*Stored entries*.
════════════════

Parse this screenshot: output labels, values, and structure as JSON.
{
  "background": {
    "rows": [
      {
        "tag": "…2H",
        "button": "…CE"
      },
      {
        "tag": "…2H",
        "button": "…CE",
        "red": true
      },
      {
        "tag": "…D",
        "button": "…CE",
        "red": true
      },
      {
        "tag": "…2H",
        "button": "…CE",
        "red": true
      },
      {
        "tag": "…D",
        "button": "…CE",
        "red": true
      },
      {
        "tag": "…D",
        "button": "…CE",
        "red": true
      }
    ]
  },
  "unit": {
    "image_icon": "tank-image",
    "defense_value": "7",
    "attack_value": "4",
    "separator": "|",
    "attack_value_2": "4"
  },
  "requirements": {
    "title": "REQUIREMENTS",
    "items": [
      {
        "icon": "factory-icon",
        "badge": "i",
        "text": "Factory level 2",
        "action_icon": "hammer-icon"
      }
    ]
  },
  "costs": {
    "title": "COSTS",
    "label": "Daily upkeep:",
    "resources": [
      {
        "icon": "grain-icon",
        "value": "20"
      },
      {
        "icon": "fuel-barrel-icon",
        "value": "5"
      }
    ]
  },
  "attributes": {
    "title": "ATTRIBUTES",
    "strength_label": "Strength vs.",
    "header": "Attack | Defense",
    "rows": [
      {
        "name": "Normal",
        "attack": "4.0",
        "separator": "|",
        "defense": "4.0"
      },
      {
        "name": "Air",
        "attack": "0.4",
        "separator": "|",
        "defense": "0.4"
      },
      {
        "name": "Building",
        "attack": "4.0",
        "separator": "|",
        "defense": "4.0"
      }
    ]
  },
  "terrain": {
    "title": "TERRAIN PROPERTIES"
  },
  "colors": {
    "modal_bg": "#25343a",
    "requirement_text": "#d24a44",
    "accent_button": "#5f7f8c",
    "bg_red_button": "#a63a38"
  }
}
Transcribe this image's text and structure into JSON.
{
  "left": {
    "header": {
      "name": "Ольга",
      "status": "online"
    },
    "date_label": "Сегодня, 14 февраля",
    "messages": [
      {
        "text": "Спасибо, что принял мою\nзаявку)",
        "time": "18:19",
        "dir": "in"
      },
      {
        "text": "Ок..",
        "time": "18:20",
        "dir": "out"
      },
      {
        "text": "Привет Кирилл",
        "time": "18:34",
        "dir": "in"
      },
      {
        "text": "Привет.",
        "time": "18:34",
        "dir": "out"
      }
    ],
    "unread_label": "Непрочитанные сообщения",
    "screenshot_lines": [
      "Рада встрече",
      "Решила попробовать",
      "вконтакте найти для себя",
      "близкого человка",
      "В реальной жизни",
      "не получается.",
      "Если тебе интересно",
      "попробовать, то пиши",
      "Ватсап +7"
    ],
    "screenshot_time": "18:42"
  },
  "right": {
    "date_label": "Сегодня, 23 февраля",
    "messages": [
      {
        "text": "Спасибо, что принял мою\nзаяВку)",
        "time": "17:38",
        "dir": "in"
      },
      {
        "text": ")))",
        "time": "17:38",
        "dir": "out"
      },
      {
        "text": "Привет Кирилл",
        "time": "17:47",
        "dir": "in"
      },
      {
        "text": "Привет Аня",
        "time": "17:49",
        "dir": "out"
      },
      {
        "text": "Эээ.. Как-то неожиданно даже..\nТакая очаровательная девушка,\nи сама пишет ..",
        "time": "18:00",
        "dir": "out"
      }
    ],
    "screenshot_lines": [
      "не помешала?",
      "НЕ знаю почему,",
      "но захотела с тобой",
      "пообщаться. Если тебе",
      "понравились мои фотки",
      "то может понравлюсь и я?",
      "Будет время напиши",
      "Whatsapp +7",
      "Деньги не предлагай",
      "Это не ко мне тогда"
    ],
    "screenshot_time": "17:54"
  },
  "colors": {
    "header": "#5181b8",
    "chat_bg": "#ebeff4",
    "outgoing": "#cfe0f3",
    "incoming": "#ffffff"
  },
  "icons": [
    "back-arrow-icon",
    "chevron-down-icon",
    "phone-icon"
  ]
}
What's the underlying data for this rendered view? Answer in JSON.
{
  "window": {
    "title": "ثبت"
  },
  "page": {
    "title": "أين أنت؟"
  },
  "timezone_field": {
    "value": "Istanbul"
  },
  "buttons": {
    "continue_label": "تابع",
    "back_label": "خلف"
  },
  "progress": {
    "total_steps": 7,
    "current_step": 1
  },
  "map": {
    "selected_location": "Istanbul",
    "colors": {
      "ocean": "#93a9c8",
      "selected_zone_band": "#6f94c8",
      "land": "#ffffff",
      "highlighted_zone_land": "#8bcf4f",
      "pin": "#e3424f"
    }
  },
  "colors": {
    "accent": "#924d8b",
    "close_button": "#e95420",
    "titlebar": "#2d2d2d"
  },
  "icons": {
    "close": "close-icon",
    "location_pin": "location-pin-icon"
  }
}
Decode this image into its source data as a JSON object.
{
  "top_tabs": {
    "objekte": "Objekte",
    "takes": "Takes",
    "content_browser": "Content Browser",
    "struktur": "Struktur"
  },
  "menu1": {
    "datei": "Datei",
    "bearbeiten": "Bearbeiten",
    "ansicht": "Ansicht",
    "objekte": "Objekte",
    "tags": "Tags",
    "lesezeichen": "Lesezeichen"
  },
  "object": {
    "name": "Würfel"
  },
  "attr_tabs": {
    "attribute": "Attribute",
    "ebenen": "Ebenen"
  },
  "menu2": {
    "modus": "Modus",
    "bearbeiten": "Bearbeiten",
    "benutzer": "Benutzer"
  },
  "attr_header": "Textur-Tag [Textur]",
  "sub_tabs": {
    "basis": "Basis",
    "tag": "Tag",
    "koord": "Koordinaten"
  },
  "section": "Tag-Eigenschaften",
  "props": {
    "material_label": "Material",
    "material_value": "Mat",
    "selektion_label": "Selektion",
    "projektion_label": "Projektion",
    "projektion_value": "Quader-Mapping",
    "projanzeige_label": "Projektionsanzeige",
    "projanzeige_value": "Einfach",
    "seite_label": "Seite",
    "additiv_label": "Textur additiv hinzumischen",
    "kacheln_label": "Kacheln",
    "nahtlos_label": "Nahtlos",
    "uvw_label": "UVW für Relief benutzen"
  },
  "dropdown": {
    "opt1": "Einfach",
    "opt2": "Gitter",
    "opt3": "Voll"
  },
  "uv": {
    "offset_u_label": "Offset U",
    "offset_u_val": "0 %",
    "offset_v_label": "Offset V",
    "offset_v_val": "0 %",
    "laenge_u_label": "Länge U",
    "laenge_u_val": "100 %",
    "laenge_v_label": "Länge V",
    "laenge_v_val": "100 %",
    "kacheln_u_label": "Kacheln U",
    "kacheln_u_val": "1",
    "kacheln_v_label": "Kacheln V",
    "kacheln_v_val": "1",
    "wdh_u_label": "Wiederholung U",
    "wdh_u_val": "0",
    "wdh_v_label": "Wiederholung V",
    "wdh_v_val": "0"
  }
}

════════════════

*Objective*. Search the listing for the word "тебе" and return each line that holds it.

*Response*.
      "Если тебе интересно",
      "пообщаться. Если тебе",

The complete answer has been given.